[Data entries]

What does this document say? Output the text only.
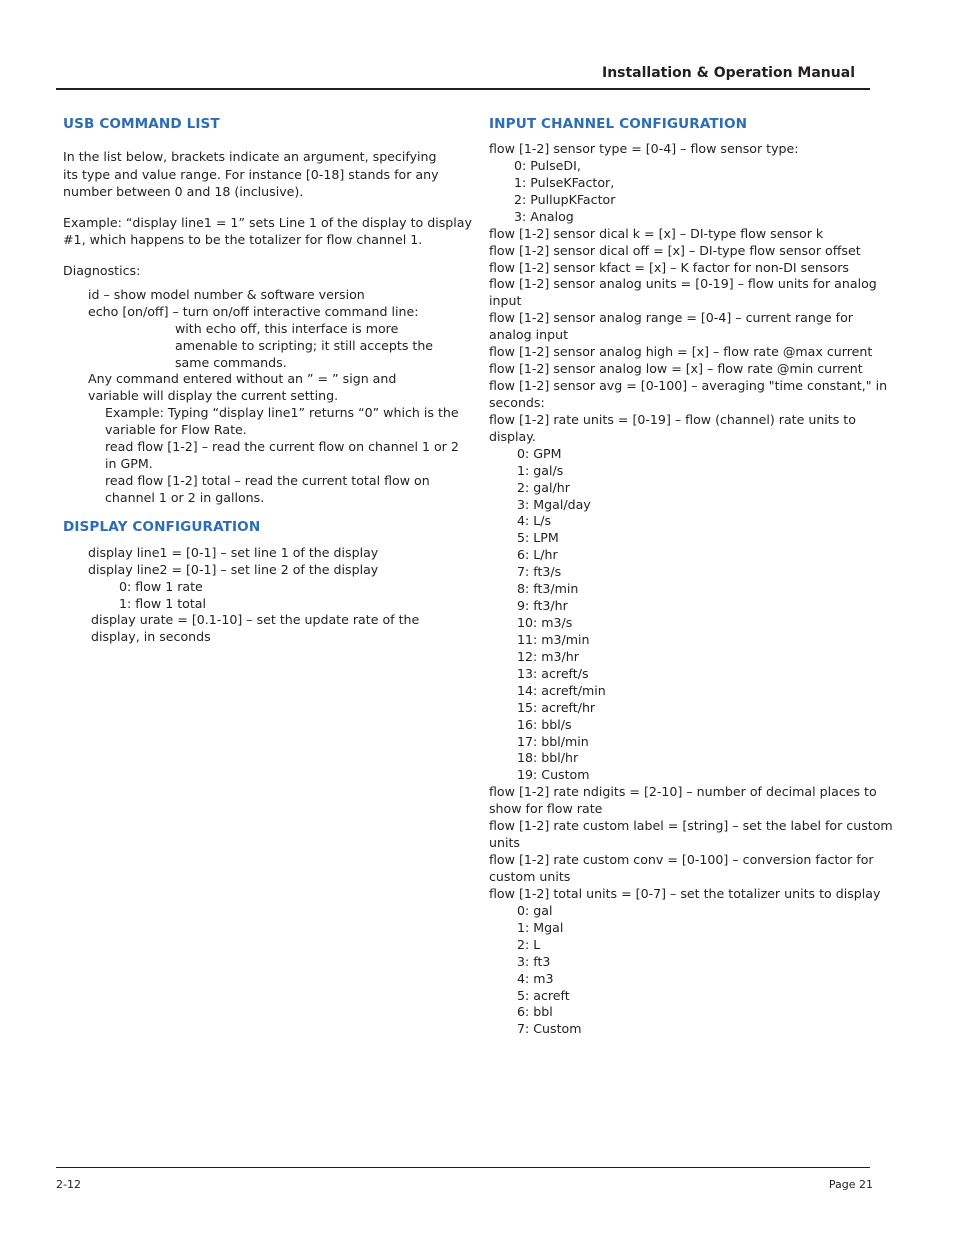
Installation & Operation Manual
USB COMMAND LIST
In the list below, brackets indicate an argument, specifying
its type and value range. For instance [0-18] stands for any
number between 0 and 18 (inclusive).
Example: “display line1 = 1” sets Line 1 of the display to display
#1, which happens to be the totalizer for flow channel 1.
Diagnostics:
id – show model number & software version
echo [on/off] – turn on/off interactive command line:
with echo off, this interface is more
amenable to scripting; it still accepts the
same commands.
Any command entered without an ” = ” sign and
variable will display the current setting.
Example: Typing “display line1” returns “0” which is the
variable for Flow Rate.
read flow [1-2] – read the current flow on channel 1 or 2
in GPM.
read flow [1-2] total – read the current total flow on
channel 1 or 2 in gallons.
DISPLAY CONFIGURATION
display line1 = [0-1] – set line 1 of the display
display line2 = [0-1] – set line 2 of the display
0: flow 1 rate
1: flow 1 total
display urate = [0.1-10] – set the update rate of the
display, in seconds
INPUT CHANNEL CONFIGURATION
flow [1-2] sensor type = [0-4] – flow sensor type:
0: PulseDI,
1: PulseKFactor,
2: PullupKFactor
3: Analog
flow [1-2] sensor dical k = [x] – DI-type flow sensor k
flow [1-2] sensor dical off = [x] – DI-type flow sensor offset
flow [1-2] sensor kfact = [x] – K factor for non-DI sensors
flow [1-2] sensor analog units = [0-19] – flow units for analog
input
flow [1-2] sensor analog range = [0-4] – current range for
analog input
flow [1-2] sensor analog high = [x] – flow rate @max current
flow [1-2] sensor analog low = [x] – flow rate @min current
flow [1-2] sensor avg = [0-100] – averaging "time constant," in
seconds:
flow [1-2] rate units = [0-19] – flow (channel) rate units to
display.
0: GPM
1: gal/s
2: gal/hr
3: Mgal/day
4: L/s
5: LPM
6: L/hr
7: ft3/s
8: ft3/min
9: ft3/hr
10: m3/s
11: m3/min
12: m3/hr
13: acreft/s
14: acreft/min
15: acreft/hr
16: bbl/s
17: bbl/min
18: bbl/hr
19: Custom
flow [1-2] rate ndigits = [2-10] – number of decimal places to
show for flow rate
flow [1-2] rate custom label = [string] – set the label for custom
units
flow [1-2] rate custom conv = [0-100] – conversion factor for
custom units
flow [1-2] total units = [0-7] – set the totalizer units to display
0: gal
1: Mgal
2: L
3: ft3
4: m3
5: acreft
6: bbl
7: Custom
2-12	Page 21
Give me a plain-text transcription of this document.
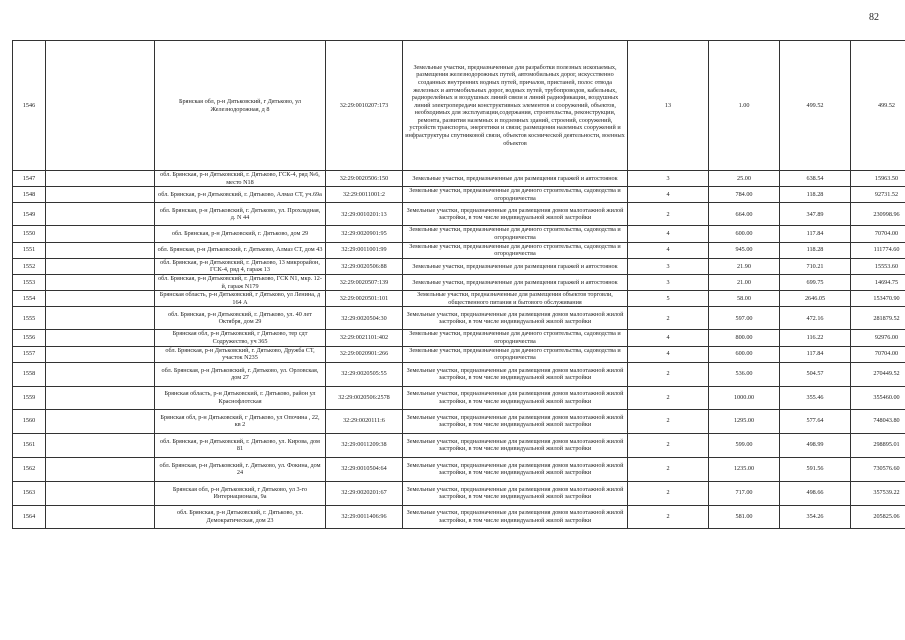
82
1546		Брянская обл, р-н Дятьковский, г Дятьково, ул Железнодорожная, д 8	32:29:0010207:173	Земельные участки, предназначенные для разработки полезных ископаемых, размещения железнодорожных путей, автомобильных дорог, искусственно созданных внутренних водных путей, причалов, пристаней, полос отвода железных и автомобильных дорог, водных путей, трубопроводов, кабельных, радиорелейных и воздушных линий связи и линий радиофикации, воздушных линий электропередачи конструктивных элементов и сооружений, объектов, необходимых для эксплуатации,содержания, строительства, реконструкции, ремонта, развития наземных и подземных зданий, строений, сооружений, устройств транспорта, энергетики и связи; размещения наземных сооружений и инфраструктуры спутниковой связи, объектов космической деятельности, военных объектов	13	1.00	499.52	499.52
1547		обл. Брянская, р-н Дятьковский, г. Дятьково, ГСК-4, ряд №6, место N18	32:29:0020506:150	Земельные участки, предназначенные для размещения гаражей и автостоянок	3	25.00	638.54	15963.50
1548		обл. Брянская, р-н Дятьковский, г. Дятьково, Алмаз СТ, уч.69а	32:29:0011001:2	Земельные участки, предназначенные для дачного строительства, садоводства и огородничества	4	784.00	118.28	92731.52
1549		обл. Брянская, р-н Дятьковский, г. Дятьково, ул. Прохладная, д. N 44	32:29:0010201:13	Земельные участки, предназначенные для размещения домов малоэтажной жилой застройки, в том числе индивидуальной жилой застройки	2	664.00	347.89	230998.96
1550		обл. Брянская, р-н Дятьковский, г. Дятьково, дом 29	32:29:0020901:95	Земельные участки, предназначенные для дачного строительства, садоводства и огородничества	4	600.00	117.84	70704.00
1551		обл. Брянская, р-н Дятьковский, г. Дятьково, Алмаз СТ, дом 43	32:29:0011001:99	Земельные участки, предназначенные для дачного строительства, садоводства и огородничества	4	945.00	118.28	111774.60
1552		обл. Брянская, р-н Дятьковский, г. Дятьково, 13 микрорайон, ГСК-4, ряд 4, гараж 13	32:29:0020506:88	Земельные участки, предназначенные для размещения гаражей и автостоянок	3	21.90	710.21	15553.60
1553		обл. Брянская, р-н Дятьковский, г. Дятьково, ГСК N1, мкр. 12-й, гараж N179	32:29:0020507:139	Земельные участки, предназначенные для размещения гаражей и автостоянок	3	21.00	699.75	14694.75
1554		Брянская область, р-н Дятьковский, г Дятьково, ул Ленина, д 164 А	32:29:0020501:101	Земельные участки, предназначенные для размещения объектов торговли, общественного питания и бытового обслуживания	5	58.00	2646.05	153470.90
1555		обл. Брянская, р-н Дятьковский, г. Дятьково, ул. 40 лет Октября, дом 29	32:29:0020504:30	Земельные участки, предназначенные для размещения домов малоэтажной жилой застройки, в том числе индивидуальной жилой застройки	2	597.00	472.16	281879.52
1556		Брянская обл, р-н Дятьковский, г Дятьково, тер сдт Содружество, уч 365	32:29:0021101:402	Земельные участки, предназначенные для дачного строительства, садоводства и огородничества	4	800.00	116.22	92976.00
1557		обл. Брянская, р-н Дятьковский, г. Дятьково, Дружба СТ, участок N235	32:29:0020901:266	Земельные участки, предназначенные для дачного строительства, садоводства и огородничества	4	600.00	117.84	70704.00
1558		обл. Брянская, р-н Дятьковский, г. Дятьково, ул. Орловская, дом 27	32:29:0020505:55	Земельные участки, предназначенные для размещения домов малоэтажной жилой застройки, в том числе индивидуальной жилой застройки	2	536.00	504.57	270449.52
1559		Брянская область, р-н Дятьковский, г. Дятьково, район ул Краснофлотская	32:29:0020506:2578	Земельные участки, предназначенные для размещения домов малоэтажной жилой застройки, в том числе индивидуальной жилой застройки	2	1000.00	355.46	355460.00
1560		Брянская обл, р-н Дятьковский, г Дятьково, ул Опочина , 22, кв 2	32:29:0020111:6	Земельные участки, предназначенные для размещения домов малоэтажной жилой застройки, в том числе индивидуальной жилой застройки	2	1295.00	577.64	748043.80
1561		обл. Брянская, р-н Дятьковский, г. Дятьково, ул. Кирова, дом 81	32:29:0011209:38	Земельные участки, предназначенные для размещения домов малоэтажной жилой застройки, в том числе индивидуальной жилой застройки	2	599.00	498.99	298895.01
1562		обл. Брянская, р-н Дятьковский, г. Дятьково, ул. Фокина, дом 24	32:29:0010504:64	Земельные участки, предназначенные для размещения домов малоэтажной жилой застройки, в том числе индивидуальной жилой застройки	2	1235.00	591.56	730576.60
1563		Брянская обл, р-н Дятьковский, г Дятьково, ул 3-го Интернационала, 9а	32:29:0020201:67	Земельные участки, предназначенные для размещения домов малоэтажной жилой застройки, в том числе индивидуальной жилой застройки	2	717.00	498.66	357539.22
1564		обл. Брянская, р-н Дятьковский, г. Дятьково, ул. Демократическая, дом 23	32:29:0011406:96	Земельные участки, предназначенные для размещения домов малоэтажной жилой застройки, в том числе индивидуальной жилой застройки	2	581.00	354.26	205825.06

= Requirement =
Reproduce all of the entries word for word, skipping any pictures they hold.

= Finished task =
What does this document say? Output the text only.
Installation & Operation Manual
USB COMMAND LIST
In the list below, brackets indicate an argument, specifying
its type and value range. For instance [0-18] stands for any
number between 0 and 18 (inclusive).
Example: “display line1 = 1” sets Line 1 of the display to display
#1, which happens to be the totalizer for flow channel 1.
Diagnostics:
id – show model number & software version
echo [on/off] – turn on/off interactive command line:
with echo off, this interface is more
amenable to scripting; it still accepts the
same commands.
Any command entered without an ” = ” sign and
variable will display the current setting.
Example: Typing “display line1” returns “0” which is the
variable for Flow Rate.
read flow [1-2] – read the current flow on channel 1 or 2
in GPM.
read flow [1-2] total – read the current total flow on
channel 1 or 2 in gallons.
DISPLAY CONFIGURATION
display line1 = [0-1] – set line 1 of the display
display line2 = [0-1] – set line 2 of the display
0: flow 1 rate
1: flow 1 total
display urate = [0.1-10] – set the update rate of the
display, in seconds
INPUT CHANNEL CONFIGURATION
flow [1-2] sensor type = [0-4] – flow sensor type:
0: PulseDI,
1: PulseKFactor,
2: PullupKFactor
3: Analog
flow [1-2] sensor dical k = [x] – DI-type flow sensor k
flow [1-2] sensor dical off = [x] – DI-type flow sensor offset
flow [1-2] sensor kfact = [x] – K factor for non-DI sensors
flow [1-2] sensor analog units = [0-19] – flow units for analog
input
flow [1-2] sensor analog range = [0-4] – current range for
analog input
flow [1-2] sensor analog high = [x] – flow rate @max current
flow [1-2] sensor analog low = [x] – flow rate @min current
flow [1-2] sensor avg = [0-100] – averaging "time constant," in
seconds:
flow [1-2] rate units = [0-19] – flow (channel) rate units to
display.
0: GPM
1: gal/s
2: gal/hr
3: Mgal/day
4: L/s
5: LPM
6: L/hr
7: ft3/s
8: ft3/min
9: ft3/hr
10: m3/s
11: m3/min
12: m3/hr
13: acreft/s
14: acreft/min
15: acreft/hr
16: bbl/s
17: bbl/min
18: bbl/hr
19: Custom
flow [1-2] rate ndigits = [2-10] – number of decimal places to
show for flow rate
flow [1-2] rate custom label = [string] – set the label for custom
units
flow [1-2] rate custom conv = [0-100] – conversion factor for
custom units
flow [1-2] total units = [0-7] – set the totalizer units to display
0: gal
1: Mgal
2: L
3: ft3
4: m3
5: acreft
6: bbl
7: Custom
2-12	Page 21
Give me a plain-text transcription of this document.
82
1546		Брянская обл, р-н Дятьковский, г Дятьково, ул Железнодорожная, д 8	32:29:0010207:173	Земельные участки, предназначенные для разработки полезных ископаемых, размещения железнодорожных путей, автомобильных дорог, искусственно созданных внутренних водных путей, причалов, пристаней, полос отвода железных и автомобильных дорог, водных путей, трубопроводов, кабельных, радиорелейных и воздушных линий связи и линий радиофикации, воздушных линий электропередачи конструктивных элементов и сооружений, объектов, необходимых для эксплуатации,содержания, строительства, реконструкции, ремонта, развития наземных и подземных зданий, строений, сооружений, устройств транспорта, энергетики и связи; размещения наземных сооружений и инфраструктуры спутниковой связи, объектов космической деятельности, военных объектов	13	1.00	499.52	499.52
1547		обл. Брянская, р-н Дятьковский, г. Дятьково, ГСК-4, ряд №6, место N18	32:29:0020506:150	Земельные участки, предназначенные для размещения гаражей и автостоянок	3	25.00	638.54	15963.50
1548		обл. Брянская, р-н Дятьковский, г. Дятьково, Алмаз СТ, уч.69а	32:29:0011001:2	Земельные участки, предназначенные для дачного строительства, садоводства и огородничества	4	784.00	118.28	92731.52
1549		обл. Брянская, р-н Дятьковский, г. Дятьково, ул. Прохладная, д. N 44	32:29:0010201:13	Земельные участки, предназначенные для размещения домов малоэтажной жилой застройки, в том числе индивидуальной жилой застройки	2	664.00	347.89	230998.96
1550		обл. Брянская, р-н Дятьковский, г. Дятьково, дом 29	32:29:0020901:95	Земельные участки, предназначенные для дачного строительства, садоводства и огородничества	4	600.00	117.84	70704.00
1551		обл. Брянская, р-н Дятьковский, г. Дятьково, Алмаз СТ, дом 43	32:29:0011001:99	Земельные участки, предназначенные для дачного строительства, садоводства и огородничества	4	945.00	118.28	111774.60
1552		обл. Брянская, р-н Дятьковский, г. Дятьково, 13 микрорайон, ГСК-4, ряд 4, гараж 13	32:29:0020506:88	Земельные участки, предназначенные для размещения гаражей и автостоянок	3	21.90	710.21	15553.60
1553		обл. Брянская, р-н Дятьковский, г. Дятьково, ГСК N1, мкр. 12-й, гараж N179	32:29:0020507:139	Земельные участки, предназначенные для размещения гаражей и автостоянок	3	21.00	699.75	14694.75
1554		Брянская область, р-н Дятьковский, г Дятьково, ул Ленина, д 164 А	32:29:0020501:101	Земельные участки, предназначенные для размещения объектов торговли, общественного питания и бытового обслуживания	5	58.00	2646.05	153470.90
1555		обл. Брянская, р-н Дятьковский, г. Дятьково, ул. 40 лет Октября, дом 29	32:29:0020504:30	Земельные участки, предназначенные для размещения домов малоэтажной жилой застройки, в том числе индивидуальной жилой застройки	2	597.00	472.16	281879.52
1556		Брянская обл, р-н Дятьковский, г Дятьково, тер сдт Содружество, уч 365	32:29:0021101:402	Земельные участки, предназначенные для дачного строительства, садоводства и огородничества	4	800.00	116.22	92976.00
1557		обл. Брянская, р-н Дятьковский, г. Дятьково, Дружба СТ, участок N235	32:29:0020901:266	Земельные участки, предназначенные для дачного строительства, садоводства и огородничества	4	600.00	117.84	70704.00
1558		обл. Брянская, р-н Дятьковский, г. Дятьково, ул. Орловская, дом 27	32:29:0020505:55	Земельные участки, предназначенные для размещения домов малоэтажной жилой застройки, в том числе индивидуальной жилой застройки	2	536.00	504.57	270449.52
1559		Брянская область, р-н Дятьковский, г. Дятьково, район ул Краснофлотская	32:29:0020506:2578	Земельные участки, предназначенные для размещения домов малоэтажной жилой застройки, в том числе индивидуальной жилой застройки	2	1000.00	355.46	355460.00
1560		Брянская обл, р-н Дятьковский, г Дятьково, ул Опочина , 22, кв 2	32:29:0020111:6	Земельные участки, предназначенные для размещения домов малоэтажной жилой застройки, в том числе индивидуальной жилой застройки	2	1295.00	577.64	748043.80
1561		обл. Брянская, р-н Дятьковский, г. Дятьково, ул. Кирова, дом 81	32:29:0011209:38	Земельные участки, предназначенные для размещения домов малоэтажной жилой застройки, в том числе индивидуальной жилой застройки	2	599.00	498.99	298895.01
1562		обл. Брянская, р-н Дятьковский, г. Дятьково, ул. Фокина, дом 24	32:29:0010504:64	Земельные участки, предназначенные для размещения домов малоэтажной жилой застройки, в том числе индивидуальной жилой застройки	2	1235.00	591.56	730576.60
1563		Брянская обл, р-н Дятьковский, г Дятьково, ул 3-го Интернационала, 9а	32:29:0020201:67	Земельные участки, предназначенные для размещения домов малоэтажной жилой застройки, в том числе индивидуальной жилой застройки	2	717.00	498.66	357539.22
1564		обл. Брянская, р-н Дятьковский, г. Дятьково, ул. Демократическая, дом 23	32:29:0011406:96	Земельные участки, предназначенные для размещения домов малоэтажной жилой застройки, в том числе индивидуальной жилой застройки	2	581.00	354.26	205825.06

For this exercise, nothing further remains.